**THE REQUEST**
Can you update the data below so that "Patent image size" becomes "Figure dimensions" everywhere, with nothing else changed and the pictures left out?

Records excerpted from a collection
□ □ □ □

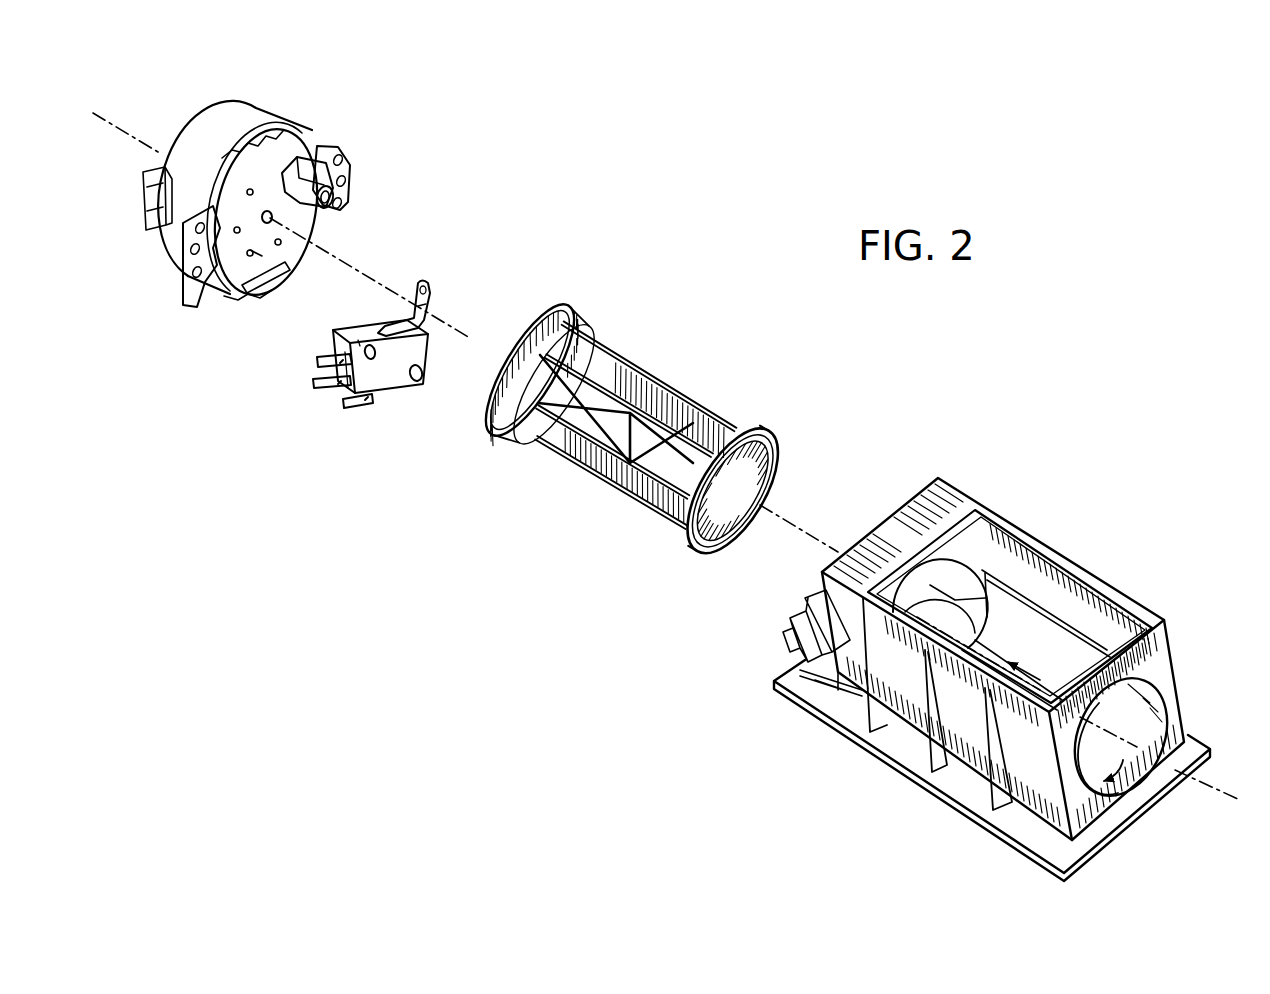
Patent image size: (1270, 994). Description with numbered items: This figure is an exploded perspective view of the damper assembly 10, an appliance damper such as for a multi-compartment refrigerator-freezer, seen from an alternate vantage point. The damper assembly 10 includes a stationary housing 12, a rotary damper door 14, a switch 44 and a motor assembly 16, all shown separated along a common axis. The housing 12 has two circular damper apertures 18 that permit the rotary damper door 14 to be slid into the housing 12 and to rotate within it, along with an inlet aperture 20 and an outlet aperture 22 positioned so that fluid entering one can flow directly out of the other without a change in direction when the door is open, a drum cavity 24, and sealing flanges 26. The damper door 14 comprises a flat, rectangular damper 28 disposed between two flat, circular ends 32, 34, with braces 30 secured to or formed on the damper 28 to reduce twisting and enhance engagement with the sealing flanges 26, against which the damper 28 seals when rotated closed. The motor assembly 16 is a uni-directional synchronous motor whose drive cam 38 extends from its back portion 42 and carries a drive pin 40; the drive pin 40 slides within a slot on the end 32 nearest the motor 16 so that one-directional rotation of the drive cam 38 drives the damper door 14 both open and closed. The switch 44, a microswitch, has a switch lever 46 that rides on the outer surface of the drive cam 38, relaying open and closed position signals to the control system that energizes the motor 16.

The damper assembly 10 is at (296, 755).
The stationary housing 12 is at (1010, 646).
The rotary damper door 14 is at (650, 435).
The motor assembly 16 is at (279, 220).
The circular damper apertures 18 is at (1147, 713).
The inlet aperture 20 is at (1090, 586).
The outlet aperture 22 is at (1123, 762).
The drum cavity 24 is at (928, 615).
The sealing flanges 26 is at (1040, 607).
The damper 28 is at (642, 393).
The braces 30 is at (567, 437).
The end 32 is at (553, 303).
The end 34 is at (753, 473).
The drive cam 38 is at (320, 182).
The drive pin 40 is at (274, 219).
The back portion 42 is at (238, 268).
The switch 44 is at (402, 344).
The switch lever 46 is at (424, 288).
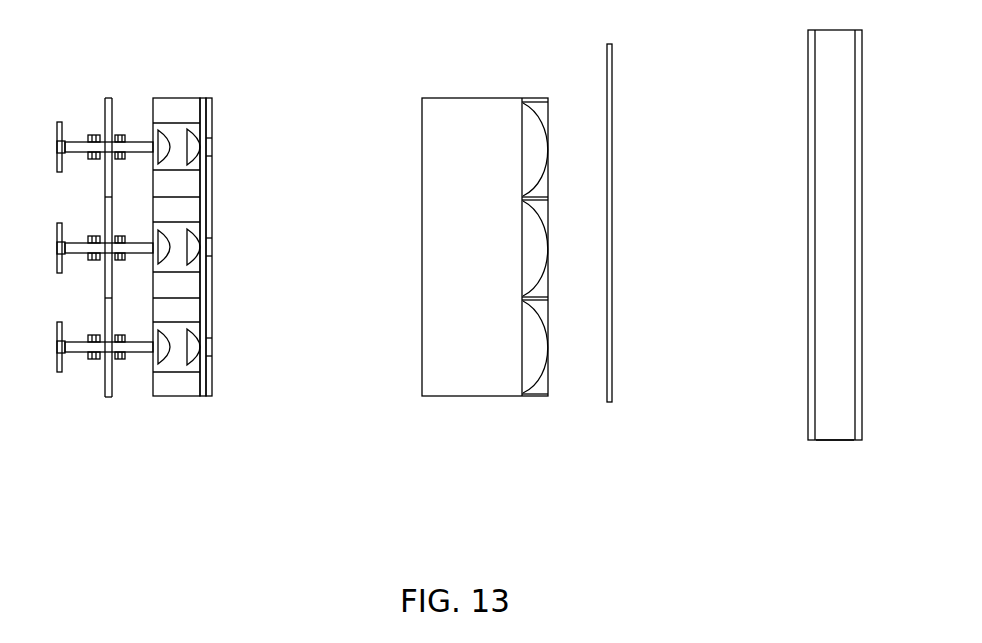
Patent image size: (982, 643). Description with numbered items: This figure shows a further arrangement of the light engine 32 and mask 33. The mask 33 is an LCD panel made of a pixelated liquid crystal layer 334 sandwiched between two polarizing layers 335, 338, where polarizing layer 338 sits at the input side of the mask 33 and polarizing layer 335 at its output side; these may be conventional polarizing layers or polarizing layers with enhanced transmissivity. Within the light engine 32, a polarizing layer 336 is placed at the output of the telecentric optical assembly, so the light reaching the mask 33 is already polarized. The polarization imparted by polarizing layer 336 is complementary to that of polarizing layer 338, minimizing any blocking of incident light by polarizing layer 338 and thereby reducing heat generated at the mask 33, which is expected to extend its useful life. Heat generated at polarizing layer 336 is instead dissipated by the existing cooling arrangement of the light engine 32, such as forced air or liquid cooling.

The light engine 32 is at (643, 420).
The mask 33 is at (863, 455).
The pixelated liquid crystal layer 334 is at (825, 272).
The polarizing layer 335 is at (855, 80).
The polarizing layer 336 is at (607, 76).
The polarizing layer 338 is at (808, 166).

□ □ □ □

**FULL RESPONSE**
Figure dimensions: (1270, 994). Description with numbered items: This figure is an exploded perspective view of the damper assembly 10, an appliance damper such as for a multi-compartment refrigerator-freezer, seen from an alternate vantage point. The damper assembly 10 includes a stationary housing 12, a rotary damper door 14, a switch 44 and a motor assembly 16, all shown separated along a common axis. The housing 12 has two circular damper apertures 18 that permit the rotary damper door 14 to be slid into the housing 12 and to rotate within it, along with an inlet aperture 20 and an outlet aperture 22 positioned so that fluid entering one can flow directly out of the other without a change in direction when the door is open, a drum cavity 24, and sealing flanges 26. The damper door 14 comprises a flat, rectangular damper 28 disposed between two flat, circular ends 32, 34, with braces 30 secured to or formed on the damper 28 to reduce twisting and enhance engagement with the sealing flanges 26, against which the damper 28 seals when rotated closed. The motor assembly 16 is a uni-directional synchronous motor whose drive cam 38 extends from its back portion 42 and carries a drive pin 40; the drive pin 40 slides within a slot on the end 32 nearest the motor 16 so that one-directional rotation of the drive cam 38 drives the damper door 14 both open and closed. The switch 44, a microswitch, has a switch lever 46 that rides on the outer surface of the drive cam 38, relaying open and closed position signals to the control system that energizes the motor 16.

The damper assembly 10 is at (296, 755).
The stationary housing 12 is at (1010, 646).
The rotary damper door 14 is at (650, 435).
The motor assembly 16 is at (279, 220).
The circular damper apertures 18 is at (1147, 713).
The inlet aperture 20 is at (1090, 586).
The outlet aperture 22 is at (1123, 762).
The drum cavity 24 is at (928, 615).
The sealing flanges 26 is at (1040, 607).
The damper 28 is at (642, 393).
The braces 30 is at (567, 437).
The end 32 is at (553, 303).
The end 34 is at (753, 473).
The drive cam 38 is at (320, 182).
The drive pin 40 is at (274, 219).
The back portion 42 is at (238, 268).
The switch 44 is at (402, 344).
The switch lever 46 is at (424, 288).
Figure dimensions: (982, 643). Description with numbered items: This figure shows a further arrangement of the light engine 32 and mask 33. The mask 33 is an LCD panel made of a pixelated liquid crystal layer 334 sandwiched between two polarizing layers 335, 338, where polarizing layer 338 sits at the input side of the mask 33 and polarizing layer 335 at its output side; these may be conventional polarizing layers or polarizing layers with enhanced transmissivity. Within the light engine 32, a polarizing layer 336 is placed at the output of the telecentric optical assembly, so the light reaching the mask 33 is already polarized. The polarization imparted by polarizing layer 336 is complementary to that of polarizing layer 338, minimizing any blocking of incident light by polarizing layer 338 and thereby reducing heat generated at the mask 33, which is expected to extend its useful life. Heat generated at polarizing layer 336 is instead dissipated by the existing cooling arrangement of the light engine 32, such as forced air or liquid cooling.

The light engine 32 is at (643, 420).
The mask 33 is at (863, 455).
The pixelated liquid crystal layer 334 is at (825, 272).
The polarizing layer 335 is at (855, 80).
The polarizing layer 336 is at (607, 76).
The polarizing layer 338 is at (808, 166).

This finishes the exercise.